**WORK INSTRUCTIONS**
Give only one thing: the number of lines that include the word "noises".
───── INPUT ROWS ─────
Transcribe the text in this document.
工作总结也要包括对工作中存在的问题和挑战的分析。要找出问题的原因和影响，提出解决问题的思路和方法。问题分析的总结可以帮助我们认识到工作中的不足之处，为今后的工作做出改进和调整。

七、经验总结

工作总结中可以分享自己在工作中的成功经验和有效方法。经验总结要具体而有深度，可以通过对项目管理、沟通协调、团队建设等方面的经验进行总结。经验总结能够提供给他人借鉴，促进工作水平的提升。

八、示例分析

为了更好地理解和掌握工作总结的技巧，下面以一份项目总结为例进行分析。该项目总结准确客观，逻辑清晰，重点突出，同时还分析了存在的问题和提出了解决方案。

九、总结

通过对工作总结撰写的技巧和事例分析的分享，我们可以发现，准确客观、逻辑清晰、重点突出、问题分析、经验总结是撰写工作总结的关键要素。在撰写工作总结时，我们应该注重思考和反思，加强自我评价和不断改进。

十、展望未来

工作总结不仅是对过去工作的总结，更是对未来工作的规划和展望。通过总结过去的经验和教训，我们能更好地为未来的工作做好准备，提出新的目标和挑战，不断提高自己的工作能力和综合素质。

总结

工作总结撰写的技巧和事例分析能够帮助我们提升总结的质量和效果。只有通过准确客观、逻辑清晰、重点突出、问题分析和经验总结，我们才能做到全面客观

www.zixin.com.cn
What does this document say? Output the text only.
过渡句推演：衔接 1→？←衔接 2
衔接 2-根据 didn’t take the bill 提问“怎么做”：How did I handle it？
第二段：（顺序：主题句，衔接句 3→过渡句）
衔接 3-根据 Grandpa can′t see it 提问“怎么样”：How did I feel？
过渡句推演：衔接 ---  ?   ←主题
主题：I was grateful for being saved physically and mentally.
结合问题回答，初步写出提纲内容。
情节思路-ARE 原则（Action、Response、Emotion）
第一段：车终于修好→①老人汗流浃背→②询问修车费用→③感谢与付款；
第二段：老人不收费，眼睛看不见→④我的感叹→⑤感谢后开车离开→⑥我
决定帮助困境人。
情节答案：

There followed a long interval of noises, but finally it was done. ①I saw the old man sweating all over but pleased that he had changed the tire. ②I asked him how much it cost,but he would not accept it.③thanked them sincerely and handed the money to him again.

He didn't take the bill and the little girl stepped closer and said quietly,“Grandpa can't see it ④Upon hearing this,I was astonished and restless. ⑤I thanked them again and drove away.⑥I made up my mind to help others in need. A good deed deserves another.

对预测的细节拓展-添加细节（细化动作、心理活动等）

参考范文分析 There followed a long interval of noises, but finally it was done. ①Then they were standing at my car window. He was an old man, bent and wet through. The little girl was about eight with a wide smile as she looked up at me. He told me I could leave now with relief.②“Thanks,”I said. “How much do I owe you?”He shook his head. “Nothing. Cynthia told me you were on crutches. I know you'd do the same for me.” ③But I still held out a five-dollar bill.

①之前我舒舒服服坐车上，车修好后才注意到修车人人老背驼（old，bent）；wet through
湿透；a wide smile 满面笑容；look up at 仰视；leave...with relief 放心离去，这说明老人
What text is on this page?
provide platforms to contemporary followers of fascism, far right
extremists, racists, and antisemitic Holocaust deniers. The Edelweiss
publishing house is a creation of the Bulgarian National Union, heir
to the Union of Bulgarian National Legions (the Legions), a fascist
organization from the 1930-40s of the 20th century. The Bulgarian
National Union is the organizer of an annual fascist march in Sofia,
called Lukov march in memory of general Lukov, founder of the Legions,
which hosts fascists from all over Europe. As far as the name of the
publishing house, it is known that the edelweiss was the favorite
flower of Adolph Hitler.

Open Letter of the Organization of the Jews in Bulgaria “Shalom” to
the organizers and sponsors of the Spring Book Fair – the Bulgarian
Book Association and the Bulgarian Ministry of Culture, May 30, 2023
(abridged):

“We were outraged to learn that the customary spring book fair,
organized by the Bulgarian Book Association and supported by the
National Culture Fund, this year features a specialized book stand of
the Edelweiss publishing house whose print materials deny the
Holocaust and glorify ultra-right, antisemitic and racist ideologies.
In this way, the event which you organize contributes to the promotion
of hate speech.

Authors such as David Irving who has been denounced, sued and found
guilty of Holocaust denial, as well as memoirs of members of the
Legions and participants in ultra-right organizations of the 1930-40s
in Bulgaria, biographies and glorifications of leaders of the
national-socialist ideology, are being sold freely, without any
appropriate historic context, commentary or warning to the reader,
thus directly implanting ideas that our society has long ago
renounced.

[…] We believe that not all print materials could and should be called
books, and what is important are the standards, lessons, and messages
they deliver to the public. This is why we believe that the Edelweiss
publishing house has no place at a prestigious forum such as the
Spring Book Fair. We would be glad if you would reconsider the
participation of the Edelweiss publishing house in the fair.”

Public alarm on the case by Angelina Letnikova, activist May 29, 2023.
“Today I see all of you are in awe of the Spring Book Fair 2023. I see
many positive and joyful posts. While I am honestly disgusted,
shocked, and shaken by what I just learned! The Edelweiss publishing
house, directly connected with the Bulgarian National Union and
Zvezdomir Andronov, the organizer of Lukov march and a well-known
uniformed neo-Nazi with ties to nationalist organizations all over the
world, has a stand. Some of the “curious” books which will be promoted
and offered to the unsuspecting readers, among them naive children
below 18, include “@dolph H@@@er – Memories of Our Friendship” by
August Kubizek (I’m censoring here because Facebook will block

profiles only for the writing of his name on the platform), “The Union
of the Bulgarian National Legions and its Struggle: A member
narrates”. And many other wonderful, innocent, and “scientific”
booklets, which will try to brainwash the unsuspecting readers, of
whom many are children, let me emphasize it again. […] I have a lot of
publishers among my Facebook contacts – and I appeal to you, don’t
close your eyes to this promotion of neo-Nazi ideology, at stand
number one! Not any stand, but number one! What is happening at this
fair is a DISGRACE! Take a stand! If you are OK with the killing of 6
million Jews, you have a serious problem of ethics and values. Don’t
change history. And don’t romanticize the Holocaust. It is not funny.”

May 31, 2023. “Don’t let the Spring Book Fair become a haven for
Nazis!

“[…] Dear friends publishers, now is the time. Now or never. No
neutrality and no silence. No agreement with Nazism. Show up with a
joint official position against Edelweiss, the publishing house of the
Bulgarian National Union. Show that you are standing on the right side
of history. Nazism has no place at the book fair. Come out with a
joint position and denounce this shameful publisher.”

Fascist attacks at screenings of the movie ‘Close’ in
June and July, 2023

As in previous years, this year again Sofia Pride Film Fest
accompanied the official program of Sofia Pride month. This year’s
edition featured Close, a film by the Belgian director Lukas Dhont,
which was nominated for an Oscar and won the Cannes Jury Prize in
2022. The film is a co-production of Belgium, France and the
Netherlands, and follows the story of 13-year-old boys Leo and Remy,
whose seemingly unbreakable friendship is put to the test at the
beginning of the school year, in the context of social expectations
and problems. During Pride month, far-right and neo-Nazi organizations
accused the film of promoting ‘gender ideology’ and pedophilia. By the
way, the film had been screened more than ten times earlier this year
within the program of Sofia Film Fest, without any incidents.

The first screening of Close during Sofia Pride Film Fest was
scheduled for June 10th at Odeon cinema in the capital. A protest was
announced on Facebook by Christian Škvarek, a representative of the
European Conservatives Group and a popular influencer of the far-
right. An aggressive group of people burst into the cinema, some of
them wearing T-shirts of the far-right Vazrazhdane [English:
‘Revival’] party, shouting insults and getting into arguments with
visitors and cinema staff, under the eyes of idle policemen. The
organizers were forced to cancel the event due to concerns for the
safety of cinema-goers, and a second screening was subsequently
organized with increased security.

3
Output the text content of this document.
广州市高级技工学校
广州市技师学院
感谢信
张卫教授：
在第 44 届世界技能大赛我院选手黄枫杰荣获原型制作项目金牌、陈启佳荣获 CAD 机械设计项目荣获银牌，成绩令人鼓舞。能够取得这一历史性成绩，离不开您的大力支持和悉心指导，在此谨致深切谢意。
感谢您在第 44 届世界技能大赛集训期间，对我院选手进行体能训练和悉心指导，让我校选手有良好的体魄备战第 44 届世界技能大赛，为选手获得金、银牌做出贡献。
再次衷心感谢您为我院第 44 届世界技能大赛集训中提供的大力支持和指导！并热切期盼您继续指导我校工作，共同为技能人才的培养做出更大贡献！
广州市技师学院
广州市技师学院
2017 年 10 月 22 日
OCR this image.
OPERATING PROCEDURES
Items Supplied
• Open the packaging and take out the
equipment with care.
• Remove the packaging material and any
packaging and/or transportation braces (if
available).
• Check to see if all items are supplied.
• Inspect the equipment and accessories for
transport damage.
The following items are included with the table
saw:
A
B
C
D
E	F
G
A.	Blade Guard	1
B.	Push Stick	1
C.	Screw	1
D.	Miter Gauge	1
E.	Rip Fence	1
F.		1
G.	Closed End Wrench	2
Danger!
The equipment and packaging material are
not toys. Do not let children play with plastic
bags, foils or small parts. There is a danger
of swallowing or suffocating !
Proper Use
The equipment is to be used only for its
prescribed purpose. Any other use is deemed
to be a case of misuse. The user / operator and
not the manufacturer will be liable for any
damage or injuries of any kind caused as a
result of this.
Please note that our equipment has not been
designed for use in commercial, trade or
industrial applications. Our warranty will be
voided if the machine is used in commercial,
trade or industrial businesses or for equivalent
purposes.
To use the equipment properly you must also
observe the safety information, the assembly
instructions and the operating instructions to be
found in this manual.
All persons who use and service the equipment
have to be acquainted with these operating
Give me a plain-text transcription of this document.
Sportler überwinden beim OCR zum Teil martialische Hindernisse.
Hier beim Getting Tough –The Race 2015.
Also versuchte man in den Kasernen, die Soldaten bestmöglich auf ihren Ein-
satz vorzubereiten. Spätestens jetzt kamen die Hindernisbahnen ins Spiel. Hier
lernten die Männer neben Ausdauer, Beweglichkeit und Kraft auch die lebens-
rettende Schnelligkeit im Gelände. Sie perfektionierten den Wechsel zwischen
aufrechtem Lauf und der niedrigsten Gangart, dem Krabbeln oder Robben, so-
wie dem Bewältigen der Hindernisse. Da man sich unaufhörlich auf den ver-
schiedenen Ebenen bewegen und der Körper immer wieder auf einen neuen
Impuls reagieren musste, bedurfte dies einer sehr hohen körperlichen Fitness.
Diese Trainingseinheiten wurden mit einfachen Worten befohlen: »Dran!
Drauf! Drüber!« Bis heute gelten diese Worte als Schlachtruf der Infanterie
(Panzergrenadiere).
─────
**ANSWER**
2